- **What is needed**: List every headline in the news briefs below, in order.

- **Source passage**:

────────────────

Does this make me look fat enough?
Healthy, the magazine for the U.K.-based Holland & Barrett natural products chain, promotes “health and well-being” through fitness, better nutrition and, apparently, a heavy hand on the computer. April’s cover shows Polish model Kamilla Wladyka looking gorgeously robust. In reality, admitted editor Jane Druker, she arrived for the shoot all skin and bones. “She looked beautiful in the face, but really thin and unwell.” Druker told fashion insiders that editors packed as much as 20 kg on Wladyka through computer retouching—a practice becoming as common as digitally subtracting pounds, the Telegraph reported this week. “That girl probably should have been sent home from the shoot,” says Eleni Renton, director of Leni’s Model Management. “They retouched her to make her look healthier. It’s false.”

Abracadabra— he’s a grad
When Jordan Goldklang graduated with his bachelor of magic degree last week from Indiana University, he wore the usual academic robe and the less traditional top hat. Where else would you hide the rabbit? Actually, “the Great Jordini” said the pursuit of magic goes beyond mere tricks and illusions. At least that’s how he convinced professors to let him design the world’s first degree program in magic. His courses included cognitive psychology, performance study, voice, speech, and the history of magic. His grad project was “a huge magic show.” He extracted $10 from audience members, not by magic but by good business sense.

So Miss U.S.A. has a past
Lebanese-born Rima Fakih (Miss Michigan U.S.A.) was crowned Miss U.S.A. on Sunday, an immigrant success story that added a sweet touch to the pageant. She aced the bikini event and opined on issues of the day, supporting both Arizona’s immigration law and health insurance paying for birth control. Judges didn’t ask her thoughts on pole dancing. Oops! Seems she won a Detroit radio station’s Stripper 101 contest in 2007. Photos show her grinding away in shorts and a T-shirt. Video also surfaced of Throbbing Justice, a raunchy short film starring a fully clothed Fakih as a police woman. The pageant is investigating to see if another shoe, or whatever, drops.

The sun won’t come out to-morrow
“Little Orphan Annie” ends her 85-year run as a newspaper comic strip June 14. Fewer than 20 papers are still running the strip, which was a huge hit when it launched during the Depression. “Annie is definitely not dying,” said Steve Tippie, vice-president of licensing for Chicago’s Tribune Media Services. The plucky orphan may resurface in comic books or graphic novels, he said. Then there’s Annie, the oddly upbeat musical. In the strip, Annie endured privation, the (temporary) death of Daddy Warbucks and shifting political alliances. The Depression-era Annie, said Jay Maeder, who co-produced the strip’s final years, was “a terrifying pilgrimage through a loony, dark, paranoid and quite particularly American nightmare.”

────────────────

- **Data listing**:
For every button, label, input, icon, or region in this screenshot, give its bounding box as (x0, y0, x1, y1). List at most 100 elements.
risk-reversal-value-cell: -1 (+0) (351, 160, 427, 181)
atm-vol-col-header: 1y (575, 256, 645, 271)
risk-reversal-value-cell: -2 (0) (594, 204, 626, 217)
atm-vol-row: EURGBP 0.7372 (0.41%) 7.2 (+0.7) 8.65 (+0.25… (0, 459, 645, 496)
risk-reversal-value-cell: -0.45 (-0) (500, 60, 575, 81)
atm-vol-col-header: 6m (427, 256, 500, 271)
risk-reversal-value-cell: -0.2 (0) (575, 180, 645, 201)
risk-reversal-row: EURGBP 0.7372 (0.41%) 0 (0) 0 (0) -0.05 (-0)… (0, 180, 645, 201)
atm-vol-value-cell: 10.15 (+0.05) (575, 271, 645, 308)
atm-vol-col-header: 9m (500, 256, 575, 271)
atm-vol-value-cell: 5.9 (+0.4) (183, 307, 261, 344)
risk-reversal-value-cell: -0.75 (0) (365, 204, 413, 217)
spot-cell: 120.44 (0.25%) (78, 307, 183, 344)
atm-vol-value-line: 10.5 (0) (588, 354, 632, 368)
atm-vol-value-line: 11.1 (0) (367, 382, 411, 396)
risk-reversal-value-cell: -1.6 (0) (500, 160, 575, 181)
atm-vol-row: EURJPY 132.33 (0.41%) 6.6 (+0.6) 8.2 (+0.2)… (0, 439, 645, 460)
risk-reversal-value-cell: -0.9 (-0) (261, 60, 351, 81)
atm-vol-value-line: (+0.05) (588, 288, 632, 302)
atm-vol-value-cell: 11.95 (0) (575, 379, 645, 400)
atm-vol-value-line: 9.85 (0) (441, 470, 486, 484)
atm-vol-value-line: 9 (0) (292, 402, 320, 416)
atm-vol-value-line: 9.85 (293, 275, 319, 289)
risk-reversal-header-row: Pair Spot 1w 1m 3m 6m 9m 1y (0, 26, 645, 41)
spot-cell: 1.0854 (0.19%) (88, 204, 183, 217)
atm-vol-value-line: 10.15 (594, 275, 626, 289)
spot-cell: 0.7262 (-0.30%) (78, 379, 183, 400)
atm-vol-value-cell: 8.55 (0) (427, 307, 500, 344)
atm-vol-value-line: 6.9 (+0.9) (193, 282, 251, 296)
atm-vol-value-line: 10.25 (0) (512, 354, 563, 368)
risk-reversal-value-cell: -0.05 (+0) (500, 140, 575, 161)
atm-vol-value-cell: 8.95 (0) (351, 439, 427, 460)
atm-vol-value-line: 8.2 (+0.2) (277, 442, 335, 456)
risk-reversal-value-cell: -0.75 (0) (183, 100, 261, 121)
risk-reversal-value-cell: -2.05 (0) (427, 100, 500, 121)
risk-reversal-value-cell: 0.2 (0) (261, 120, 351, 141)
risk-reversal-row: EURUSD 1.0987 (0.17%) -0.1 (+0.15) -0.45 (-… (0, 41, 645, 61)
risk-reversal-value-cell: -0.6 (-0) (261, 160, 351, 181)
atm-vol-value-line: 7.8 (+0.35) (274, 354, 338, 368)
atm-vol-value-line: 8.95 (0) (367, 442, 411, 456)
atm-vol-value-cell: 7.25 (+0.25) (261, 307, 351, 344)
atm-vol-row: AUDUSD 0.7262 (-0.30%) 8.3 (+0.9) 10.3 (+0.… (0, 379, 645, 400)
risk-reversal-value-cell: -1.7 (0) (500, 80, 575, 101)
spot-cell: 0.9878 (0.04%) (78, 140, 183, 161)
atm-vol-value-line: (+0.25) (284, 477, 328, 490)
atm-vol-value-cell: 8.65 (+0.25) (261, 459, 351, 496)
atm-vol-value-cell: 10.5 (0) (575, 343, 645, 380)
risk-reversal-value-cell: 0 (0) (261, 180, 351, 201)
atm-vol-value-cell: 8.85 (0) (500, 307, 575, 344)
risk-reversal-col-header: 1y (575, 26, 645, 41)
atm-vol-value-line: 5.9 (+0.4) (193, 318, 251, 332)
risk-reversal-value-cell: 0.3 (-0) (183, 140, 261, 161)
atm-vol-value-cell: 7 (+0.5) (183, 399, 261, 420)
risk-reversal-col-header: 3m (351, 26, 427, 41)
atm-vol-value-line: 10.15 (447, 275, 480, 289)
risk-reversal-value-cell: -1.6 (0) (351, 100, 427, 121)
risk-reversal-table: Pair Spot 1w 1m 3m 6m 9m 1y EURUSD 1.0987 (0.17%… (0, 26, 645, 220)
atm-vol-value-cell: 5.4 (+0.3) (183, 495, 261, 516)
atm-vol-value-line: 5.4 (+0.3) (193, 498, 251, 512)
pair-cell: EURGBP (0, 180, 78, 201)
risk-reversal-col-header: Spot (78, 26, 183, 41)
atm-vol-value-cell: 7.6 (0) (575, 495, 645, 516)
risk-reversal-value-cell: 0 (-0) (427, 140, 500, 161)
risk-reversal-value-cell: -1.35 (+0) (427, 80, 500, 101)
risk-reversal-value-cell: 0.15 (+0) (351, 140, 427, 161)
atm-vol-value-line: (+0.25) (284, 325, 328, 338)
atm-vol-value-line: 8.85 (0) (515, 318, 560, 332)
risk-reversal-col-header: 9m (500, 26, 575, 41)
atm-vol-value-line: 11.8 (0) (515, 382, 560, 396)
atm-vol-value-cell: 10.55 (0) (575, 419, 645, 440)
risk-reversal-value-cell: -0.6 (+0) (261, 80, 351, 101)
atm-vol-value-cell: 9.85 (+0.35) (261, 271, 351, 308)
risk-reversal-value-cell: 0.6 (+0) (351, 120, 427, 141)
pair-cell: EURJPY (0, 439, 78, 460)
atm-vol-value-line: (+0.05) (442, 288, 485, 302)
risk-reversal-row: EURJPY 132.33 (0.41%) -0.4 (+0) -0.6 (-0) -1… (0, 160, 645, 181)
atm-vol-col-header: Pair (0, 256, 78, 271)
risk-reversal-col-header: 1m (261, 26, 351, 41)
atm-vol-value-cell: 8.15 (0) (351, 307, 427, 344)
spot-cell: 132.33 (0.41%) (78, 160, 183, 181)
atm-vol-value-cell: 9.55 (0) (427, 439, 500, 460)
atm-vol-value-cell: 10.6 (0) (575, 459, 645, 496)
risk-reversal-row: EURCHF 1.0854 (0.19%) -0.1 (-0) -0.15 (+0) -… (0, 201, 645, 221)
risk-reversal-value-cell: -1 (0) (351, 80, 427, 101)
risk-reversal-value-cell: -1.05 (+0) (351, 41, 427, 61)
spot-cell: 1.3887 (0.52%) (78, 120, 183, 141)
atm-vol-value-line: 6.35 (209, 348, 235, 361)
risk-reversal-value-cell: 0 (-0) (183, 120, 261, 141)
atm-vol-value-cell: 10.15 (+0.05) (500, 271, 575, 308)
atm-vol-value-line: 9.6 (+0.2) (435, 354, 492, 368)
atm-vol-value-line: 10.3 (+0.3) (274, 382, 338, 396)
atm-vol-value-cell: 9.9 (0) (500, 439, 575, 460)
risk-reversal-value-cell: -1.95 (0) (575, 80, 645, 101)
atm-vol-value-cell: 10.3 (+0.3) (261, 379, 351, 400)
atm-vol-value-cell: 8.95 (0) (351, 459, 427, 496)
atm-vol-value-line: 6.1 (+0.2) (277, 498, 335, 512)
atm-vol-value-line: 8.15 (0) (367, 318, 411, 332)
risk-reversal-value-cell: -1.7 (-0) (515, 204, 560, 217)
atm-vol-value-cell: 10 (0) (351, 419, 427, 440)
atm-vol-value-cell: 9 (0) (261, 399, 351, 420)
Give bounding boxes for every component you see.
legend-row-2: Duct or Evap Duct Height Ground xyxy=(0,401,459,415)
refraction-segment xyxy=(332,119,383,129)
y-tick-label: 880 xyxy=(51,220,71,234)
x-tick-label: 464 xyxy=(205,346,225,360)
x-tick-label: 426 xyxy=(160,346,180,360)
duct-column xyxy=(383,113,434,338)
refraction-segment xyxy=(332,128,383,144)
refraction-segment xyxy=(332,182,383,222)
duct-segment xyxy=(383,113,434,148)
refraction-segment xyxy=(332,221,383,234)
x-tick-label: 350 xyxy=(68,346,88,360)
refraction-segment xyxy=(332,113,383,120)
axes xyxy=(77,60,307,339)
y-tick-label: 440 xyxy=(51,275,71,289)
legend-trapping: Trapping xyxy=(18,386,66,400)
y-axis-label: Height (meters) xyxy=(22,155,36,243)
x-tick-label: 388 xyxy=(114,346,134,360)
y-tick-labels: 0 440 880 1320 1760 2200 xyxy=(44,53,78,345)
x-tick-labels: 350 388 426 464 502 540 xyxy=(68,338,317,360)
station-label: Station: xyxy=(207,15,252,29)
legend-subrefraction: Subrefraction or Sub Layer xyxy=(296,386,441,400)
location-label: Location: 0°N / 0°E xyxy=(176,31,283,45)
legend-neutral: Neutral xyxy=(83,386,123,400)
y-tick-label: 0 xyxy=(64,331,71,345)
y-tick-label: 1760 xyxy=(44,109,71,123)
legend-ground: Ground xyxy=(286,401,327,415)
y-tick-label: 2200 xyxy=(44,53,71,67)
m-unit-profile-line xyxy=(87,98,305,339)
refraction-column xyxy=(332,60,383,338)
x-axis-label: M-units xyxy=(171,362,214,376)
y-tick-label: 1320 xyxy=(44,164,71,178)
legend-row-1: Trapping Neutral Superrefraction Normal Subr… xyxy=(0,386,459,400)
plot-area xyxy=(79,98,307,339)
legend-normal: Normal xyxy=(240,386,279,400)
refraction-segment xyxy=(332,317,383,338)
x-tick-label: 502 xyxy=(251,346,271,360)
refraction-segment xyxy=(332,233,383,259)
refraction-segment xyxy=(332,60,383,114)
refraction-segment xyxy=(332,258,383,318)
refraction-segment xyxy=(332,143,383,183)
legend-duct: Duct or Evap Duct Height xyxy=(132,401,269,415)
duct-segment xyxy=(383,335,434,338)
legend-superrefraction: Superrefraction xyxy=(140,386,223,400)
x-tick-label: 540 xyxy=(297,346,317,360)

────────────────

- **Answer section**:
1. Does this make me look fat enough?
2. Abracadabra— he’s a grad
3. So Miss U.S.A. has a past
4. The sun won’t come out to-morrow